◆ **Task directions**
Tell how many lines in the data below hold the string "screenshot"; give nothing but the number.

◆ **Given entries**
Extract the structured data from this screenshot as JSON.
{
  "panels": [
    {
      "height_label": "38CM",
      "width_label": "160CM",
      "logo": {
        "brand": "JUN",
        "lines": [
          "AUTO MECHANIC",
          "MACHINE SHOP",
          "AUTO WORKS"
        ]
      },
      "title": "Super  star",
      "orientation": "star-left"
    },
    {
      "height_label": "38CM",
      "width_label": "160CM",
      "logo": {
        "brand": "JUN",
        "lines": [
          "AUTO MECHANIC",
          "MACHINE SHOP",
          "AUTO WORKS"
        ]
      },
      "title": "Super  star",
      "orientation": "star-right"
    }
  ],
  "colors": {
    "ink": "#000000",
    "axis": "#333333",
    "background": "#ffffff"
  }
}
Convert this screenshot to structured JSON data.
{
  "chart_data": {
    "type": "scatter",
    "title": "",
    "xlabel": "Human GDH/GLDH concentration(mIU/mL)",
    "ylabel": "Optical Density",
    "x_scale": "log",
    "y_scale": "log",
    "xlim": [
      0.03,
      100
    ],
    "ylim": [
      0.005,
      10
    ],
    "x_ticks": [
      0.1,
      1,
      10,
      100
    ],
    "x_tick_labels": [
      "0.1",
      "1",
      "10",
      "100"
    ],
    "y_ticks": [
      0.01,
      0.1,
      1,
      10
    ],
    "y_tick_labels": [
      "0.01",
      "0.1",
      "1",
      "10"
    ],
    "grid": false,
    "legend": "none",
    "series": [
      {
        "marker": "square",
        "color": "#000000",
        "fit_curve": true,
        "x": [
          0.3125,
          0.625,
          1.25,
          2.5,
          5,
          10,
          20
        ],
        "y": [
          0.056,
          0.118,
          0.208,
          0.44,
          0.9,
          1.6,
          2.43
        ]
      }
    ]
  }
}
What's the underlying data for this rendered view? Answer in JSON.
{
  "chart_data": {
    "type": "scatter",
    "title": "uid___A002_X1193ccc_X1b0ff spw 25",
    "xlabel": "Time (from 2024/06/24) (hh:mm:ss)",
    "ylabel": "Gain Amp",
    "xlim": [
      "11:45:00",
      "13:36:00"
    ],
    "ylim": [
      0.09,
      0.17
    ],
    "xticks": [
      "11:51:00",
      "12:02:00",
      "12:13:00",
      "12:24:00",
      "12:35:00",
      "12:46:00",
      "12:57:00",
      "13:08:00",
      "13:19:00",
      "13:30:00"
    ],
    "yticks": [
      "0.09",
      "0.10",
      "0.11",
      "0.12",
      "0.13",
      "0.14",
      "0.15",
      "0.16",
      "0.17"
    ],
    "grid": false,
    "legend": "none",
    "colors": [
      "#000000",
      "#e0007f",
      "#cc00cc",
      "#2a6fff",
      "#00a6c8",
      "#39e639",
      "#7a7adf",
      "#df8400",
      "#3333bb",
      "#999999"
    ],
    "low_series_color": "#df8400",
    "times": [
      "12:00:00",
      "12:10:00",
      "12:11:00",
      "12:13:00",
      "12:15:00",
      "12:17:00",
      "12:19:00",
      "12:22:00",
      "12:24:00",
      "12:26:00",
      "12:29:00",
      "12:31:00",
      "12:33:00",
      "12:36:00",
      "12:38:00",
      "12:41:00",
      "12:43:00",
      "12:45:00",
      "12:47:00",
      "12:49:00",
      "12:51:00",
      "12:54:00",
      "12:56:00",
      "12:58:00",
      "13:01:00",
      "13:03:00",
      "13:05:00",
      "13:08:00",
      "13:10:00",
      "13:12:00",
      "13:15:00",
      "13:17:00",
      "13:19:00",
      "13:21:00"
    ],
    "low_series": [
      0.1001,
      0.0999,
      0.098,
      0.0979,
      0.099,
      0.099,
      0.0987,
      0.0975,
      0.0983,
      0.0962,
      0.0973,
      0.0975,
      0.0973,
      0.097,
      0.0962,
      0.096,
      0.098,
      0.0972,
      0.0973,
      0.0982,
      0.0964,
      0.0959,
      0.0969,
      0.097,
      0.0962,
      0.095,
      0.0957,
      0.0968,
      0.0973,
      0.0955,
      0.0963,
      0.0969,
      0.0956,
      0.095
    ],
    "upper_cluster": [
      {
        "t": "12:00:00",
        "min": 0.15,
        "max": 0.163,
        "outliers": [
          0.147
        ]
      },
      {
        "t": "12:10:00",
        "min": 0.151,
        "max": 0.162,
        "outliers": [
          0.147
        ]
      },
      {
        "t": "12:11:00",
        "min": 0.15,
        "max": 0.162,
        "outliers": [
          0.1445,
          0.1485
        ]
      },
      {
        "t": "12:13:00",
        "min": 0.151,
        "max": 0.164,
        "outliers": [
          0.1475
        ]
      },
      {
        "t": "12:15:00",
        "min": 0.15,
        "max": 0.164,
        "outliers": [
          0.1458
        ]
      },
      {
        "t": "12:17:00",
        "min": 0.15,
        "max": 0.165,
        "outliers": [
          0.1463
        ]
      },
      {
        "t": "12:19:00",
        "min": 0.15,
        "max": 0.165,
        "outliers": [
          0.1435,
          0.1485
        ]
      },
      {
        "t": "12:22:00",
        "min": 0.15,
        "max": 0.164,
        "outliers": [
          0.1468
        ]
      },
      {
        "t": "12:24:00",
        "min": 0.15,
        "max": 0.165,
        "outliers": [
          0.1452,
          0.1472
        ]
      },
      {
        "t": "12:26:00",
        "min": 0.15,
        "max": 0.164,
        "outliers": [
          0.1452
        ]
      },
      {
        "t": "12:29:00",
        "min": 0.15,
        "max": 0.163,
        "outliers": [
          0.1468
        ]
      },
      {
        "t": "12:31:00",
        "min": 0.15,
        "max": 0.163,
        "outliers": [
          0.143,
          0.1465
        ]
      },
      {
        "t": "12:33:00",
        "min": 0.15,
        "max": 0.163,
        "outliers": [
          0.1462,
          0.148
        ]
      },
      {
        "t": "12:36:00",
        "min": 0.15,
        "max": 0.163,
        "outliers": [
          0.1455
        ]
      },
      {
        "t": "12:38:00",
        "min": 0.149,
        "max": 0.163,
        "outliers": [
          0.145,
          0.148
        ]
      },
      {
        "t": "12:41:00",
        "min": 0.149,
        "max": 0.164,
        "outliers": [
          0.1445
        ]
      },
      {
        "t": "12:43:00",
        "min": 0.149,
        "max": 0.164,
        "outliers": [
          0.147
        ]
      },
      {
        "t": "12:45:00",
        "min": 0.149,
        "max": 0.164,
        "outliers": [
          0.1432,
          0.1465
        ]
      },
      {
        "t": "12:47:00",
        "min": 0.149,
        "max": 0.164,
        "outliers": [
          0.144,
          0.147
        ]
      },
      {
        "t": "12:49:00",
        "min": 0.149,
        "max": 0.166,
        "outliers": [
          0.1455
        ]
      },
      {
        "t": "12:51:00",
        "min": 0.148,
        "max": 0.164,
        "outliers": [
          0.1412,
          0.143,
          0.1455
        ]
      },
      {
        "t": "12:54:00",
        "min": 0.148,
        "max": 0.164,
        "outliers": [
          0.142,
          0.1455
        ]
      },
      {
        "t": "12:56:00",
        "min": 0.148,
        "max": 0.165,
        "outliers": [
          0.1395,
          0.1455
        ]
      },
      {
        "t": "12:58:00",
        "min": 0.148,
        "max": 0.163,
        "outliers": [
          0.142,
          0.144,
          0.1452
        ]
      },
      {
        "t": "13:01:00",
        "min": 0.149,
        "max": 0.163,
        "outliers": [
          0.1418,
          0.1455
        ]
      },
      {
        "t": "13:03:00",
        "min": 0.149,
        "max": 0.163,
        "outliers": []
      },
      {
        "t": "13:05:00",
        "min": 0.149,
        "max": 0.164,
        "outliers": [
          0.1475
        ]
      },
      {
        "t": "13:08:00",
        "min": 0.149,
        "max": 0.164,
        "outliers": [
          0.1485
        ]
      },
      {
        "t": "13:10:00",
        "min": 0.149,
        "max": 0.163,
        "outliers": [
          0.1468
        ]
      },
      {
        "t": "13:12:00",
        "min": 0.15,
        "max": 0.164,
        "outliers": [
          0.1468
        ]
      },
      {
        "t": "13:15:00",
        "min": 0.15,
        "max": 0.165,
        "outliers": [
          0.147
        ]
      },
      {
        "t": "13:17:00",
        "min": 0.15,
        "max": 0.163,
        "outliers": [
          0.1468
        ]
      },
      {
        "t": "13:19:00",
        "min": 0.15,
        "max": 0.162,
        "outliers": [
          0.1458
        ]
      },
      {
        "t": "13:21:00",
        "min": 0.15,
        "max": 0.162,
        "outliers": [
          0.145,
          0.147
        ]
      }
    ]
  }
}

◆ **Answer for this exercise**
2